WORK INSTRUCTIONS: Gather the lines from the material that contain "นายน".

SUPPLIED RECORDS:
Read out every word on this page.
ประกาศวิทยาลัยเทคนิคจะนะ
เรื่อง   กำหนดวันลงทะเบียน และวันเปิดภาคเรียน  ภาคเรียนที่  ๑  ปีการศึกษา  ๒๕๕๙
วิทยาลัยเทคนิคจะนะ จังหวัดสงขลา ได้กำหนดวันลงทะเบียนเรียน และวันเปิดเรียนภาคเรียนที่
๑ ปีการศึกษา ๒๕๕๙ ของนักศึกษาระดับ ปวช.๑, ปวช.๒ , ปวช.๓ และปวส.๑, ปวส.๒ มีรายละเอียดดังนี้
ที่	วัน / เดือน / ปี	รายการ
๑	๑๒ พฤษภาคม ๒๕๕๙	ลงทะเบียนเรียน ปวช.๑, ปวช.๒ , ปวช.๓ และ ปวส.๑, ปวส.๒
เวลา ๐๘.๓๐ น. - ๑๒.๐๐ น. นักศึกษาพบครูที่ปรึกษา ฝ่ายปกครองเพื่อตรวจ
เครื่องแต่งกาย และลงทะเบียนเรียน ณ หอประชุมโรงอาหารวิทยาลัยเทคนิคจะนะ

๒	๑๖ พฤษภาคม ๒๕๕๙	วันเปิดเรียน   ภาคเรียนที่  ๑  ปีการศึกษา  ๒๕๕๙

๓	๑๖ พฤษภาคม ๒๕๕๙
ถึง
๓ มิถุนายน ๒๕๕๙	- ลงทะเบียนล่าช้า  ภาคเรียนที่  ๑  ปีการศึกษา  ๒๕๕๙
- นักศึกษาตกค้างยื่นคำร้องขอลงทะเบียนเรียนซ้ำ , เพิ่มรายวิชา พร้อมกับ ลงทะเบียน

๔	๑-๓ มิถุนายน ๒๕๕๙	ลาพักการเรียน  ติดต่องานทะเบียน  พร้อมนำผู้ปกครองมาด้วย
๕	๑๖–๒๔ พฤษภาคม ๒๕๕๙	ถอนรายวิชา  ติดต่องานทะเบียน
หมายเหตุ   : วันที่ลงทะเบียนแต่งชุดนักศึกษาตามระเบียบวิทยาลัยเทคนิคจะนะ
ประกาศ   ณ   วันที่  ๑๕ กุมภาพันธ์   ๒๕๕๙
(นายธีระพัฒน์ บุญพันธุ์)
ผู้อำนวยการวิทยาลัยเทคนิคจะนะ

RESULT FOR THIS EXERCISE:
๓ มิถุนายน ๒๕๕๙	- ลงทะเบียนล่าช้า  ภาคเรียนที่  ๑  ปีการศึกษา  ๒๕๕๙
๔	๑-๓ มิถุนายน ๒๕๕๙	ลาพักการเรียน  ติดต่องานทะเบียน  พร้อมนำผู้ปกครองมาด้วย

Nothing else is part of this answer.